>>>>>
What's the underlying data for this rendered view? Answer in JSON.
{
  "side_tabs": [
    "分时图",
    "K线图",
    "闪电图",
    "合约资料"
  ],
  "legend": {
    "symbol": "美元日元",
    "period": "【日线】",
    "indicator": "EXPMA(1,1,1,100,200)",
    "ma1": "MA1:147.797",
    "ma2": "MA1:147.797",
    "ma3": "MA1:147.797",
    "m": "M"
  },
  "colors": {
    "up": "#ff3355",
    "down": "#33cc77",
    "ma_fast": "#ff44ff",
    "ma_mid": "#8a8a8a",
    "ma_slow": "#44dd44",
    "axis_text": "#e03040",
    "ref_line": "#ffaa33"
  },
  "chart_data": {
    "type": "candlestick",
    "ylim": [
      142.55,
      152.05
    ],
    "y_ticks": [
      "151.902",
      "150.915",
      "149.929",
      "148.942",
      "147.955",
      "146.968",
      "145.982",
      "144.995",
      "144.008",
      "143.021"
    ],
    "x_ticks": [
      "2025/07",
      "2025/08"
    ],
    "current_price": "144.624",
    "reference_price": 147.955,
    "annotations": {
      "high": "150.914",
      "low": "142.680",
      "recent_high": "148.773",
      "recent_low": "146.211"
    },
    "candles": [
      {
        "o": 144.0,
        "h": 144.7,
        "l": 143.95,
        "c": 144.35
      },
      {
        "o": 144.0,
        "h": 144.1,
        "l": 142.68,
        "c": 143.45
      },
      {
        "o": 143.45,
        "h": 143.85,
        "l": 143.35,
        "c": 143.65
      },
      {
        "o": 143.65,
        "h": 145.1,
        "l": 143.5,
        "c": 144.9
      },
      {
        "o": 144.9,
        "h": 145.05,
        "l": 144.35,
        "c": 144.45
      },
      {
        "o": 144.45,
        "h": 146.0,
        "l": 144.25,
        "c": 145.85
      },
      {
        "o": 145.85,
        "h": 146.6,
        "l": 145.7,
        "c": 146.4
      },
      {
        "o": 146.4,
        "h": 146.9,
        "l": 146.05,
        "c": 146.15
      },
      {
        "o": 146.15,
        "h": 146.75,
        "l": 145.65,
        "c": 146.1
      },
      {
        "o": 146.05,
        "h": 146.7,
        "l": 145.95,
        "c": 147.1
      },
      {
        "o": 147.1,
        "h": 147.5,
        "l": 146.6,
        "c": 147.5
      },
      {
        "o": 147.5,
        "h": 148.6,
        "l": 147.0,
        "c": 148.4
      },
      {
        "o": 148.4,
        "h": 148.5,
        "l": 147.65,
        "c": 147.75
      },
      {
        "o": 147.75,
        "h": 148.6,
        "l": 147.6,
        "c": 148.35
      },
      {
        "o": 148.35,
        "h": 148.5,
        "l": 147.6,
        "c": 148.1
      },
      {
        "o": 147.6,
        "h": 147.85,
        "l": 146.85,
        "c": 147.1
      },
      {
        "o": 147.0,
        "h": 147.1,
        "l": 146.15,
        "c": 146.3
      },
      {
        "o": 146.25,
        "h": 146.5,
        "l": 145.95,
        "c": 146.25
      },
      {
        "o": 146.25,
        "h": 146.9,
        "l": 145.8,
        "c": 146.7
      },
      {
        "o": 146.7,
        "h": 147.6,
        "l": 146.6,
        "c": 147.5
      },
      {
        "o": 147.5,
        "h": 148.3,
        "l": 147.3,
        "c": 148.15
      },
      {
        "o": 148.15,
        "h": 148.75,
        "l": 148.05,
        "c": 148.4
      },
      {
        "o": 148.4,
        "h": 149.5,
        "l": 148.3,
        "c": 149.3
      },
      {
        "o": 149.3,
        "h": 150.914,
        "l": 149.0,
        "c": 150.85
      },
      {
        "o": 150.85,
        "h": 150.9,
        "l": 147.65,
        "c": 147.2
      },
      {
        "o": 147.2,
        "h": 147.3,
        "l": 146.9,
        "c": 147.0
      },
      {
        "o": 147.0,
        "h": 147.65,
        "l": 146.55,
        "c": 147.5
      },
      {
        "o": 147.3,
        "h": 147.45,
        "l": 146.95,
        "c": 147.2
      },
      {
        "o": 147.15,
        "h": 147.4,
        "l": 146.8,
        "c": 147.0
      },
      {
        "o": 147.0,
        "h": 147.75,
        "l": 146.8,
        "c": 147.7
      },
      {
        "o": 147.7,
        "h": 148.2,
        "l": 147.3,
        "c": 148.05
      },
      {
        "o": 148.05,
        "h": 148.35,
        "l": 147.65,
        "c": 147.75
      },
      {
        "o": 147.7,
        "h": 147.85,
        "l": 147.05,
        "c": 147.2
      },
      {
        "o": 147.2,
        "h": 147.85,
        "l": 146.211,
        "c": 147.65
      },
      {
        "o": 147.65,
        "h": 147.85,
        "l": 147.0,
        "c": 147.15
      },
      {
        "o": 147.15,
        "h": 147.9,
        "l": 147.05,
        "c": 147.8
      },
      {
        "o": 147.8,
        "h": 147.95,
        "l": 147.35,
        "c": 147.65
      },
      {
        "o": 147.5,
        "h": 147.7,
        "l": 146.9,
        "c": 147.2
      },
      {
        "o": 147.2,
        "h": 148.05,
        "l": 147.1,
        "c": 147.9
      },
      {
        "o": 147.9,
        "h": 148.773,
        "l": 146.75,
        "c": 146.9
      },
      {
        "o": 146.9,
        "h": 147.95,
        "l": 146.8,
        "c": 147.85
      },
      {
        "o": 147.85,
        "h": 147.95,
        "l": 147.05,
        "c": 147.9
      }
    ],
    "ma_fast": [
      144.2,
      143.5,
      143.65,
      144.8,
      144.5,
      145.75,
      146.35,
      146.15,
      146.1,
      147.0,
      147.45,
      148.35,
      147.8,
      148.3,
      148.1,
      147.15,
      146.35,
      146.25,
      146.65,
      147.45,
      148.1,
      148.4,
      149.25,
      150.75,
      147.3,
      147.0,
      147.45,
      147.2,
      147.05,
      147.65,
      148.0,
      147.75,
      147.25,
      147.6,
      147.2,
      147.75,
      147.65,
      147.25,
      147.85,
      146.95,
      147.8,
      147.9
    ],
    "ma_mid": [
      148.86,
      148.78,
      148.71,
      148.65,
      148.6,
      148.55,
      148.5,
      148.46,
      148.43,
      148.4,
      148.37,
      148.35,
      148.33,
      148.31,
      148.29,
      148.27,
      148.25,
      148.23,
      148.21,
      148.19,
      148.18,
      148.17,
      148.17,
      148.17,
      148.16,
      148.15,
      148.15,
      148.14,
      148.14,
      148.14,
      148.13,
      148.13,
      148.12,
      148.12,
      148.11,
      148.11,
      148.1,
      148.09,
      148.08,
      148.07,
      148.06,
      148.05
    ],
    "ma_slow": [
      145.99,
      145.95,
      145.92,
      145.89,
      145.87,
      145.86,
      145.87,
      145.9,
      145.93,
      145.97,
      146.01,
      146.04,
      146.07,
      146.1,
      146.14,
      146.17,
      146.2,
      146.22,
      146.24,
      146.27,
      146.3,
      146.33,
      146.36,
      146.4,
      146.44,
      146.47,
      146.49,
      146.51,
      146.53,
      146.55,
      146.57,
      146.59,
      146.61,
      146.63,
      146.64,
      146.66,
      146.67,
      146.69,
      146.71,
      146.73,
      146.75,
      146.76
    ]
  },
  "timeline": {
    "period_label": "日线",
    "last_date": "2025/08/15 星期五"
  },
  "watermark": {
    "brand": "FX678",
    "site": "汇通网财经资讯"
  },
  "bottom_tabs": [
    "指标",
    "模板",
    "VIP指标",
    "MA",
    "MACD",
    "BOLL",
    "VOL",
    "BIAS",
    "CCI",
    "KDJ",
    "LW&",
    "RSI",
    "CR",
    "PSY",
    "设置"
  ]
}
<<<<<
Reproduce the complete data exactly as presented above.

Output for this task
What's the underlying data for this rendered view? Answer in JSON.
{
  "side_tabs": [
    "分时图",
    "K线图",
    "闪电图",
    "合约资料"
  ],
  "legend": {
    "symbol": "美元日元",
    "period": "【日线】",
    "indicator": "EXPMA(1,1,1,100,200)",
    "ma1": "MA1:147.797",
    "ma2": "MA1:147.797",
    "ma3": "MA1:147.797",
    "m": "M"
  },
  "colors": {
    "up": "#ff3355",
    "down": "#33cc77",
    "ma_fast": "#ff44ff",
    "ma_mid": "#8a8a8a",
    "ma_slow": "#44dd44",
    "axis_text": "#e03040",
    "ref_line": "#ffaa33"
  },
  "chart_data": {
    "type": "candlestick",
    "ylim": [
      142.55,
      152.05
    ],
    "y_ticks": [
      "151.902",
      "150.915",
      "149.929",
      "148.942",
      "147.955",
      "146.968",
      "145.982",
      "144.995",
      "144.008",
      "143.021"
    ],
    "x_ticks": [
      "2025/07",
      "2025/08"
    ],
    "current_price": "144.624",
    "reference_price": 147.955,
    "annotations": {
      "high": "150.914",
      "low": "142.680",
      "recent_high": "148.773",
      "recent_low": "146.211"
    },
    "candles": [
      {
        "o": 144.0,
        "h": 144.7,
        "l": 143.95,
        "c": 144.35
      },
      {
        "o": 144.0,
        "h": 144.1,
        "l": 142.68,
        "c": 143.45
      },
      {
        "o": 143.45,
        "h": 143.85,
        "l": 143.35,
        "c": 143.65
      },
      {
        "o": 143.65,
        "h": 145.1,
        "l": 143.5,
        "c": 144.9
      },
      {
        "o": 144.9,
        "h": 145.05,
        "l": 144.35,
        "c": 144.45
      },
      {
        "o": 144.45,
        "h": 146.0,
        "l": 144.25,
        "c": 145.85
      },
      {
        "o": 145.85,
        "h": 146.6,
        "l": 145.7,
        "c": 146.4
      },
      {
        "o": 146.4,
        "h": 146.9,
        "l": 146.05,
        "c": 146.15
      },
      {
        "o": 146.15,
        "h": 146.75,
        "l": 145.65,
        "c": 146.1
      },
      {
        "o": 146.05,
        "h": 146.7,
        "l": 145.95,
        "c": 147.1
      },
      {
        "o": 147.1,
        "h": 147.5,
        "l": 146.6,
        "c": 147.5
      },
      {
        "o": 147.5,
        "h": 148.6,
        "l": 147.0,
        "c": 148.4
      },
      {
        "o": 148.4,
        "h": 148.5,
        "l": 147.65,
        "c": 147.75
      },
      {
        "o": 147.75,
        "h": 148.6,
        "l": 147.6,
        "c": 148.35
      },
      {
        "o": 148.35,
        "h": 148.5,
        "l": 147.6,
        "c": 148.1
      },
      {
        "o": 147.6,
        "h": 147.85,
        "l": 146.85,
        "c": 147.1
      },
      {
        "o": 147.0,
        "h": 147.1,
        "l": 146.15,
        "c": 146.3
      },
      {
        "o": 146.25,
        "h": 146.5,
        "l": 145.95,
        "c": 146.25
      },
      {
        "o": 146.25,
        "h": 146.9,
        "l": 145.8,
        "c": 146.7
      },
      {
        "o": 146.7,
        "h": 147.6,
        "l": 146.6,
        "c": 147.5
      },
      {
        "o": 147.5,
        "h": 148.3,
        "l": 147.3,
        "c": 148.15
      },
      {
        "o": 148.15,
        "h": 148.75,
        "l": 148.05,
        "c": 148.4
      },
      {
        "o": 148.4,
        "h": 149.5,
        "l": 148.3,
        "c": 149.3
      },
      {
        "o": 149.3,
        "h": 150.914,
        "l": 149.0,
        "c": 150.85
      },
      {
        "o": 150.85,
        "h": 150.9,
        "l": 147.65,
        "c": 147.2
      },
      {
        "o": 147.2,
        "h": 147.3,
        "l": 146.9,
        "c": 147.0
      },
      {
        "o": 147.0,
        "h": 147.65,
        "l": 146.55,
        "c": 147.5
      },
      {
        "o": 147.3,
        "h": 147.45,
        "l": 146.95,
        "c": 147.2
      },
      {
        "o": 147.15,
        "h": 147.4,
        "l": 146.8,
        "c": 147.0
      },
      {
        "o": 147.0,
        "h": 147.75,
        "l": 146.8,
        "c": 147.7
      },
      {
        "o": 147.7,
        "h": 148.2,
        "l": 147.3,
        "c": 148.05
      },
      {
        "o": 148.05,
        "h": 148.35,
        "l": 147.65,
        "c": 147.75
      },
      {
        "o": 147.7,
        "h": 147.85,
        "l": 147.05,
        "c": 147.2
      },
      {
        "o": 147.2,
        "h": 147.85,
        "l": 146.211,
        "c": 147.65
      },
      {
        "o": 147.65,
        "h": 147.85,
        "l": 147.0,
        "c": 147.15
      },
      {
        "o": 147.15,
        "h": 147.9,
        "l": 147.05,
        "c": 147.8
      },
      {
        "o": 147.8,
        "h": 147.95,
        "l": 147.35,
        "c": 147.65
      },
      {
        "o": 147.5,
        "h": 147.7,
        "l": 146.9,
        "c": 147.2
      },
      {
        "o": 147.2,
        "h": 148.05,
        "l": 147.1,
        "c": 147.9
      },
      {
        "o": 147.9,
        "h": 148.773,
        "l": 146.75,
        "c": 146.9
      },
      {
        "o": 146.9,
        "h": 147.95,
        "l": 146.8,
        "c": 147.85
      },
      {
        "o": 147.85,
        "h": 147.95,
        "l": 147.05,
        "c": 147.9
      }
    ],
    "ma_fast": [
      144.2,
      143.5,
      143.65,
      144.8,
      144.5,
      145.75,
      146.35,
      146.15,
      146.1,
      147.0,
      147.45,
      148.35,
      147.8,
      148.3,
      148.1,
      147.15,
      146.35,
      146.25,
      146.65,
      147.45,
      148.1,
      148.4,
      149.25,
      150.75,
      147.3,
      147.0,
      147.45,
      147.2,
      147.05,
      147.65,
      148.0,
      147.75,
      147.25,
      147.6,
      147.2,
      147.75,
      147.65,
      147.25,
      147.85,
      146.95,
      147.8,
      147.9
    ],
    "ma_mid": [
      148.86,
      148.78,
      148.71,
      148.65,
      148.6,
      148.55,
      148.5,
      148.46,
      148.43,
      148.4,
      148.37,
      148.35,
      148.33,
      148.31,
      148.29,
      148.27,
      148.25,
      148.23,
      148.21,
      148.19,
      148.18,
      148.17,
      148.17,
      148.17,
      148.16,
      148.15,
      148.15,
      148.14,
      148.14,
      148.14,
      148.13,
      148.13,
      148.12,
      148.12,
      148.11,
      148.11,
      148.1,
      148.09,
      148.08,
      148.07,
      148.06,
      148.05
    ],
    "ma_slow": [
      145.99,
      145.95,
      145.92,
      145.89,
      145.87,
      145.86,
      145.87,
      145.9,
      145.93,
      145.97,
      146.01,
      146.04,
      146.07,
      146.1,
      146.14,
      146.17,
      146.2,
      146.22,
      146.24,
      146.27,
      146.3,
      146.33,
      146.36,
      146.4,
      146.44,
      146.47,
      146.49,
      146.51,
      146.53,
      146.55,
      146.57,
      146.59,
      146.61,
      146.63,
      146.64,
      146.66,
      146.67,
      146.69,
      146.71,
      146.73,
      146.75,
      146.76
    ]
  },
  "timeline": {
    "period_label": "日线",
    "last_date": "2025/08/15 星期五"
  },
  "watermark": {
    "brand": "FX678",
    "site": "汇通网财经资讯"
  },
  "bottom_tabs": [
    "指标",
    "模板",
    "VIP指标",
    "MA",
    "MACD",
    "BOLL",
    "VOL",
    "BIAS",
    "CCI",
    "KDJ",
    "LW&",
    "RSI",
    "CR",
    "PSY",
    "设置"
  ]
}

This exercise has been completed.